>> BEGIN DATA

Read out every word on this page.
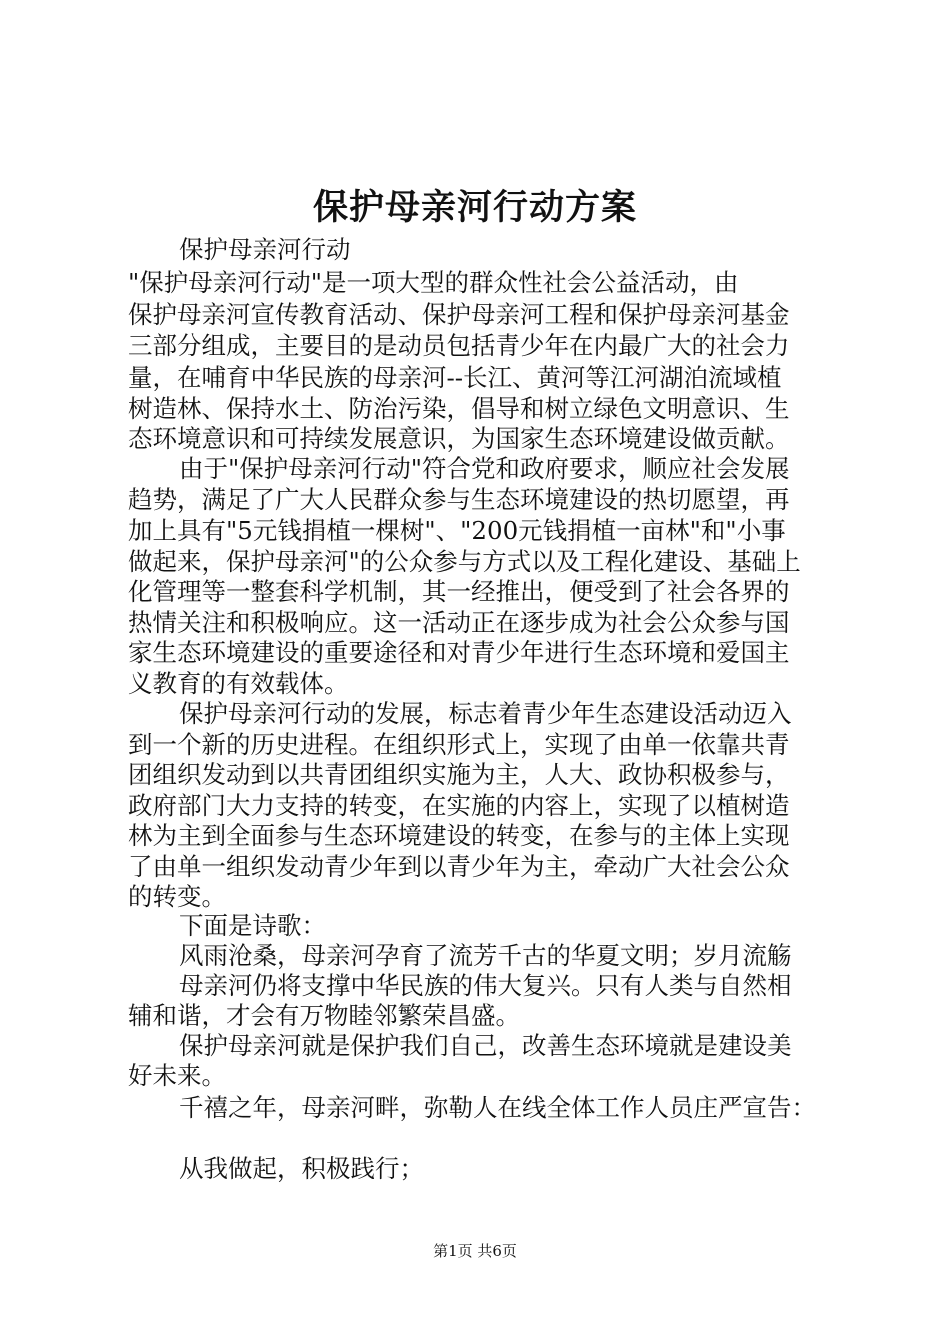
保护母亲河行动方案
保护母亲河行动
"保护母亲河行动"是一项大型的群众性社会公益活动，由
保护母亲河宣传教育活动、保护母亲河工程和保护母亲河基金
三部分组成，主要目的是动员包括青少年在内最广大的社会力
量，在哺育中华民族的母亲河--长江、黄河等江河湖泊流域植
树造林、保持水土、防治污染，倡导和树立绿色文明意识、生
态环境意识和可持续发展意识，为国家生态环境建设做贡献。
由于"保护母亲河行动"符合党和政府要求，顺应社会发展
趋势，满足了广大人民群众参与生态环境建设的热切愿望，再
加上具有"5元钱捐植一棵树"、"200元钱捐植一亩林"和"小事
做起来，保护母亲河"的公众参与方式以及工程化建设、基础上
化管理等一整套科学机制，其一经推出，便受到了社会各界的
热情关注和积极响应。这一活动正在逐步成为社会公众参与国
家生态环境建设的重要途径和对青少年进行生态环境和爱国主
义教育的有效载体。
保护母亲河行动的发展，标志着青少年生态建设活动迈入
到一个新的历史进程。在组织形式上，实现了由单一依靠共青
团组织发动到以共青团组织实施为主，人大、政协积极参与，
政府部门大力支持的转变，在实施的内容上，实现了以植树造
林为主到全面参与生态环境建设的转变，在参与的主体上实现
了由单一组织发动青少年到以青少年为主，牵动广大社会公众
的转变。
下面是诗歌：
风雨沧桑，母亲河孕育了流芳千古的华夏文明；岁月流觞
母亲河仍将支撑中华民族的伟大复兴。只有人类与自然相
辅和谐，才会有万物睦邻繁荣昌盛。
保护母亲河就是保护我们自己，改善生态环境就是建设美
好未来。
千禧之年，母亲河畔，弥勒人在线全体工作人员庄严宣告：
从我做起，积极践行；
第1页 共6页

>> END DATA

EXERCISE BRIEF:
Print the entries above exactly, taking out only the pictures.

REPLY:
Read out every word on this page.
保护母亲河行动方案
保护母亲河行动
"保护母亲河行动"是一项大型的群众性社会公益活动，由
保护母亲河宣传教育活动、保护母亲河工程和保护母亲河基金
三部分组成，主要目的是动员包括青少年在内最广大的社会力
量，在哺育中华民族的母亲河--长江、黄河等江河湖泊流域植
树造林、保持水土、防治污染，倡导和树立绿色文明意识、生
态环境意识和可持续发展意识，为国家生态环境建设做贡献。
由于"保护母亲河行动"符合党和政府要求，顺应社会发展
趋势，满足了广大人民群众参与生态环境建设的热切愿望，再
加上具有"5元钱捐植一棵树"、"200元钱捐植一亩林"和"小事
做起来，保护母亲河"的公众参与方式以及工程化建设、基础上
化管理等一整套科学机制，其一经推出，便受到了社会各界的
热情关注和积极响应。这一活动正在逐步成为社会公众参与国
家生态环境建设的重要途径和对青少年进行生态环境和爱国主
义教育的有效载体。
保护母亲河行动的发展，标志着青少年生态建设活动迈入
到一个新的历史进程。在组织形式上，实现了由单一依靠共青
团组织发动到以共青团组织实施为主，人大、政协积极参与，
政府部门大力支持的转变，在实施的内容上，实现了以植树造
林为主到全面参与生态环境建设的转变，在参与的主体上实现
了由单一组织发动青少年到以青少年为主，牵动广大社会公众
的转变。
下面是诗歌：
风雨沧桑，母亲河孕育了流芳千古的华夏文明；岁月流觞
母亲河仍将支撑中华民族的伟大复兴。只有人类与自然相
辅和谐，才会有万物睦邻繁荣昌盛。
保护母亲河就是保护我们自己，改善生态环境就是建设美
好未来。
千禧之年，母亲河畔，弥勒人在线全体工作人员庄严宣告：
从我做起，积极践行；
第1页 共6页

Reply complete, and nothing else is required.